WHAT TO DO: Quote the entries word for word. Omit the pictures.

┌──

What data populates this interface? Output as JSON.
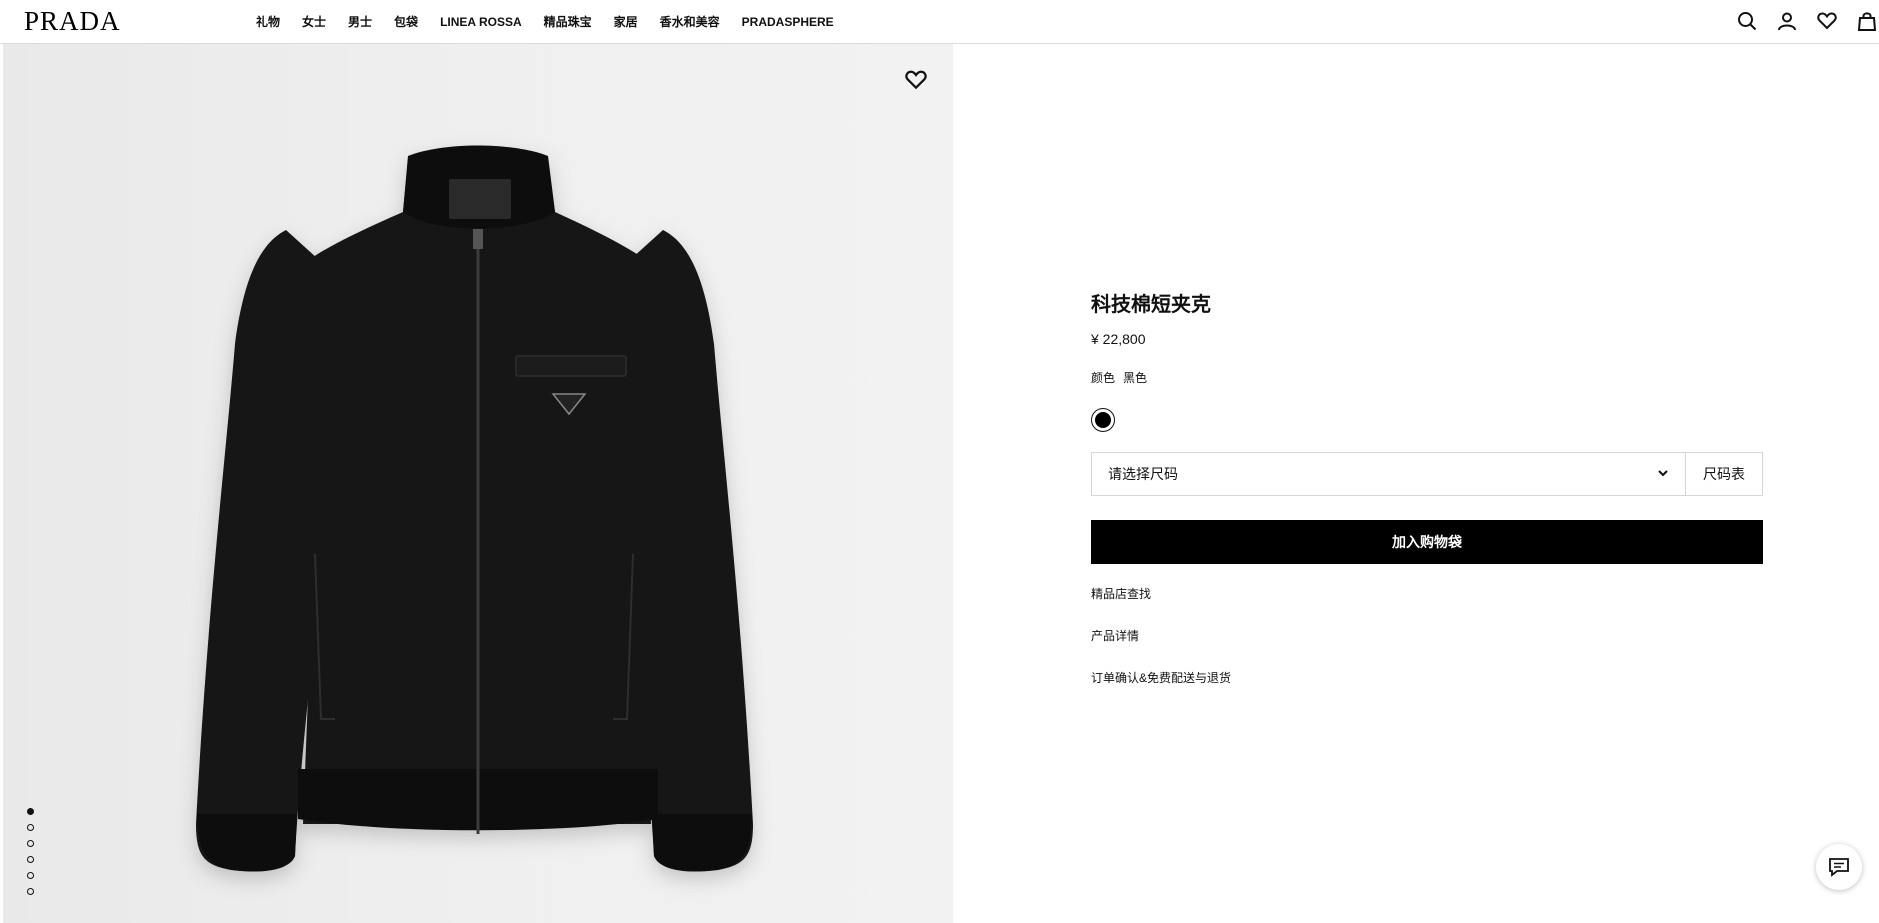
{
  "brand": {
    "logo": "PRADA"
  },
  "nav": {
    "items": [
      {
        "label": "礼物"
      },
      {
        "label": "女士"
      },
      {
        "label": "男士"
      },
      {
        "label": "包袋"
      },
      {
        "label": "LINEA ROSSA"
      },
      {
        "label": "精品珠宝"
      },
      {
        "label": "家居"
      },
      {
        "label": "香水和美容"
      },
      {
        "label": "PRADASPHERE"
      }
    ]
  },
  "header_icons": [
    "search-icon",
    "account-icon",
    "wishlist-icon",
    "bag-icon"
  ],
  "gallery": {
    "image": "black-tech-cotton-jacket",
    "dots_total": 6,
    "active_dot": 1
  },
  "product": {
    "name": "科技棉短夹克",
    "price": "¥ 22,800",
    "color_label": "颜色",
    "color_value": "黑色",
    "swatch_color": "#000000",
    "size_placeholder": "请选择尺码",
    "size_guide": "尺码表",
    "add_to_bag": "加入购物袋",
    "links": {
      "store_locator": "精品店查找",
      "details": "产品详情",
      "shipping": "订单确认&免费配送与退货"
    }
  },
  "colors": {
    "button": "#000000",
    "gallery_bg": "#efefef",
    "border": "#d6d6d6"
  }
}
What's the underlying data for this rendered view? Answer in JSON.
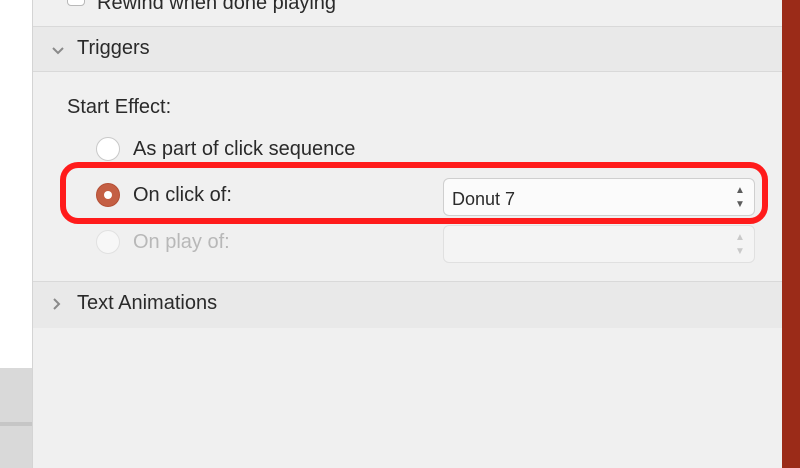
{
  "rewind": {
    "label": "Rewind when done playing"
  },
  "triggers": {
    "header": "Triggers",
    "start_effect_label": "Start Effect:",
    "options": [
      {
        "label": "As part of click sequence"
      },
      {
        "label": "On click of:",
        "selected_value": "Donut 7"
      },
      {
        "label": "On play of:",
        "selected_value": ""
      }
    ]
  },
  "text_animations": {
    "header": "Text Animations"
  },
  "colors": {
    "accent_radio": "#c45f44",
    "highlight": "#ff1b1b",
    "brand_strip": "#9b2b18"
  }
}
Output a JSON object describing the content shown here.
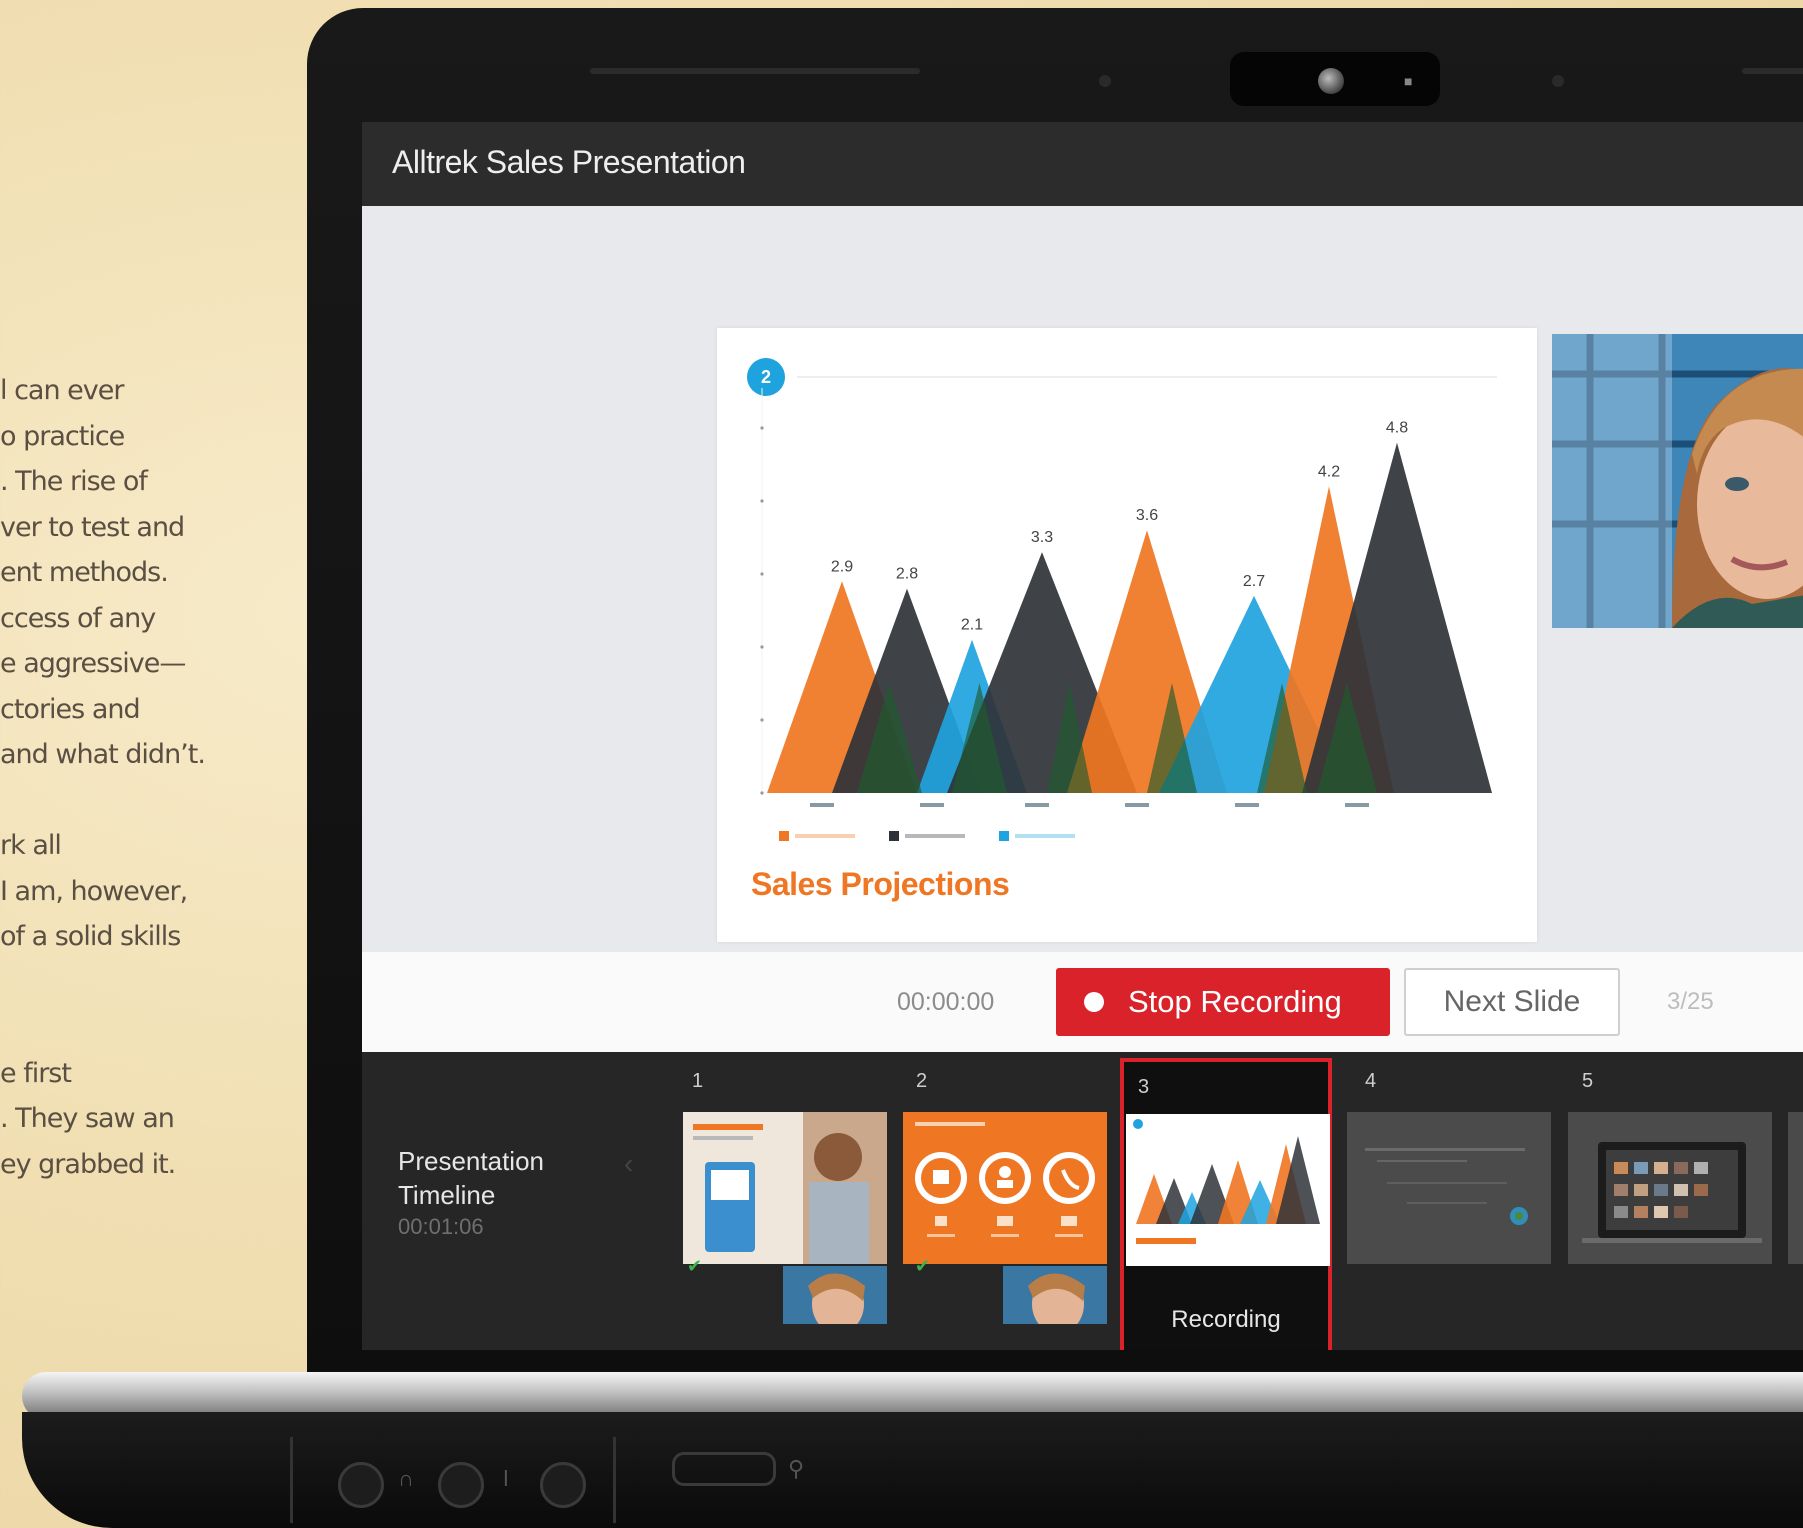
{
  "page_text": {
    "lines": [
      "l can ever",
      "o practice",
      ". The rise of",
      "ver to test and",
      "ent methods.",
      "ccess of any",
      "e aggressive—",
      "ctories and",
      "and what didn’t.",
      "",
      "rk all",
      "I am, however,",
      "of a solid skills",
      "",
      "",
      "e first",
      ". They saw an",
      "ey grabbed it."
    ]
  },
  "app": {
    "title": "Alltrek Sales Presentation"
  },
  "slide": {
    "badge": "2",
    "title": "Sales Projections"
  },
  "chart_data": {
    "type": "area",
    "note": "Overlapping triangular peaks",
    "series": [
      {
        "color": "#ef7622",
        "peaks": [
          2.9,
          3.6,
          4.2
        ]
      },
      {
        "color": "#2f3338",
        "peaks": [
          2.8,
          3.3,
          4.8
        ]
      },
      {
        "color": "#1fa3df",
        "peaks": [
          2.1,
          2.7
        ]
      }
    ],
    "data_labels": [
      "2.9",
      "2.8",
      "2.1",
      "3.3",
      "3.6",
      "2.7",
      "4.2",
      "4.8"
    ],
    "ylim": [
      0,
      5
    ],
    "legend_colors": [
      "#ef7622",
      "#2f3338",
      "#1fa3df"
    ],
    "legend_position": "bottom-left"
  },
  "controls": {
    "timer": "00:00:00",
    "stop_label": "Stop Recording",
    "next_label": "Next Slide",
    "page_count": "3/25"
  },
  "timeline": {
    "title": "Presentation Timeline",
    "elapsed": "00:01:06",
    "thumbnails": [
      {
        "num": "1",
        "done": true
      },
      {
        "num": "2",
        "done": true
      },
      {
        "num": "3",
        "status": "Recording"
      },
      {
        "num": "4"
      },
      {
        "num": "5"
      }
    ]
  },
  "colors": {
    "accent_red": "#d9222a",
    "orange": "#ef7622",
    "blue": "#1fa3df",
    "dark": "#2f3338",
    "green": "#1f5a2e"
  }
}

└──

ANSWER TO THIS TASK:
What data populates this interface? Output as JSON.
{
  "brand": {
    "logo": "PRADA"
  },
  "nav": {
    "items": [
      {
        "label": "礼物"
      },
      {
        "label": "女士"
      },
      {
        "label": "男士"
      },
      {
        "label": "包袋"
      },
      {
        "label": "LINEA ROSSA"
      },
      {
        "label": "精品珠宝"
      },
      {
        "label": "家居"
      },
      {
        "label": "香水和美容"
      },
      {
        "label": "PRADASPHERE"
      }
    ]
  },
  "header_icons": [
    "search-icon",
    "account-icon",
    "wishlist-icon",
    "bag-icon"
  ],
  "gallery": {
    "image": "black-tech-cotton-jacket",
    "dots_total": 6,
    "active_dot": 1
  },
  "product": {
    "name": "科技棉短夹克",
    "price": "¥ 22,800",
    "color_label": "颜色",
    "color_value": "黑色",
    "swatch_color": "#000000",
    "size_placeholder": "请选择尺码",
    "size_guide": "尺码表",
    "add_to_bag": "加入购物袋",
    "links": {
      "store_locator": "精品店查找",
      "details": "产品详情",
      "shipping": "订单确认&免费配送与退货"
    }
  },
  "colors": {
    "button": "#000000",
    "gallery_bg": "#efefef",
    "border": "#d6d6d6"
  }
}
What's the underlying data for this rendered view? Answer in JSON.
{
  "rewind": {
    "label": "Rewind when done playing"
  },
  "triggers": {
    "header": "Triggers",
    "start_effect_label": "Start Effect:",
    "options": [
      {
        "label": "As part of click sequence"
      },
      {
        "label": "On click of:",
        "selected_value": "Donut 7"
      },
      {
        "label": "On play of:",
        "selected_value": ""
      }
    ]
  },
  "text_animations": {
    "header": "Text Animations"
  },
  "colors": {
    "accent_radio": "#c45f44",
    "highlight": "#ff1b1b",
    "brand_strip": "#9b2b18"
  }
}
Output a JSON object describing the content shown here.
{
  "page_text": {
    "lines": [
      "l can ever",
      "o practice",
      ". The rise of",
      "ver to test and",
      "ent methods.",
      "ccess of any",
      "e aggressive—",
      "ctories and",
      "and what didn’t.",
      "",
      "rk all",
      "I am, however,",
      "of a solid skills",
      "",
      "",
      "e first",
      ". They saw an",
      "ey grabbed it."
    ]
  },
  "app": {
    "title": "Alltrek Sales Presentation"
  },
  "slide": {
    "badge": "2",
    "title": "Sales Projections"
  },
  "chart_data": {
    "type": "area",
    "note": "Overlapping triangular peaks",
    "series": [
      {
        "color": "#ef7622",
        "peaks": [
          2.9,
          3.6,
          4.2
        ]
      },
      {
        "color": "#2f3338",
        "peaks": [
          2.8,
          3.3,
          4.8
        ]
      },
      {
        "color": "#1fa3df",
        "peaks": [
          2.1,
          2.7
        ]
      }
    ],
    "data_labels": [
      "2.9",
      "2.8",
      "2.1",
      "3.3",
      "3.6",
      "2.7",
      "4.2",
      "4.8"
    ],
    "ylim": [
      0,
      5
    ],
    "legend_colors": [
      "#ef7622",
      "#2f3338",
      "#1fa3df"
    ],
    "legend_position": "bottom-left"
  },
  "controls": {
    "timer": "00:00:00",
    "stop_label": "Stop Recording",
    "next_label": "Next Slide",
    "page_count": "3/25"
  },
  "timeline": {
    "title": "Presentation Timeline",
    "elapsed": "00:01:06",
    "thumbnails": [
      {
        "num": "1",
        "done": true
      },
      {
        "num": "2",
        "done": true
      },
      {
        "num": "3",
        "status": "Recording"
      },
      {
        "num": "4"
      },
      {
        "num": "5"
      }
    ]
  },
  "colors": {
    "accent_red": "#d9222a",
    "orange": "#ef7622",
    "blue": "#1fa3df",
    "dark": "#2f3338",
    "green": "#1f5a2e"
  }
}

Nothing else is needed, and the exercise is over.